◆ ENTRIES PROVIDED ◆

((

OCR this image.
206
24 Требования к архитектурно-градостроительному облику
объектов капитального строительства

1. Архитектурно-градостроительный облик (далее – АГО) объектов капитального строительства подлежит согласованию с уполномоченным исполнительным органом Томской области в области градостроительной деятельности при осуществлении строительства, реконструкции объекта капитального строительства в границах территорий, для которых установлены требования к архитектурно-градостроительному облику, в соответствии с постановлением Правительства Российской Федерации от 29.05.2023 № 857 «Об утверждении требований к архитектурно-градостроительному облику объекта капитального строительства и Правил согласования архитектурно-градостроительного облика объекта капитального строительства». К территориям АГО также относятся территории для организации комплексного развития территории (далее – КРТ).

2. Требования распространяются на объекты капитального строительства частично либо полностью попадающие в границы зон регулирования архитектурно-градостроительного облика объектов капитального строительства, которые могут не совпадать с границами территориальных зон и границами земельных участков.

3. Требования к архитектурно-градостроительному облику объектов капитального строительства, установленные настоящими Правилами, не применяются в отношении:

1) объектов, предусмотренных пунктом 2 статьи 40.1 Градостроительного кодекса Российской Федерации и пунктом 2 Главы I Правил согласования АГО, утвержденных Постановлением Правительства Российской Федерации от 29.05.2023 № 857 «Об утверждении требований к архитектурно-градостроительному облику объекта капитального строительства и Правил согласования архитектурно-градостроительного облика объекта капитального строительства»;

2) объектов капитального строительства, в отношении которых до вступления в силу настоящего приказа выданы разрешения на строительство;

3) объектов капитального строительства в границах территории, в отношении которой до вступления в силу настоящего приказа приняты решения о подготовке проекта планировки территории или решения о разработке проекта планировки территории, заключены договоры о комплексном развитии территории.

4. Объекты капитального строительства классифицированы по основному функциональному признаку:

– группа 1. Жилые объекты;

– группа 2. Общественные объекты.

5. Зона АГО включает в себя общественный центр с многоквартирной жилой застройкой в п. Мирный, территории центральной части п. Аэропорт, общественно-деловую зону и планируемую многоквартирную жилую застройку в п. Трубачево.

))

Copy all lines of the material above where the string "настоящего" occurs.

2) объектов капитального строительства, в отношении которых до вступления в силу настоящего приказа выданы разрешения на строительство;
3) объектов капитального строительства в границах территории, в отношении которой до вступления в силу настоящего приказа приняты решения о подготовке проекта планировки территории или решения о разработке проекта планировки территории, заключены договоры о комплексном развитии территории.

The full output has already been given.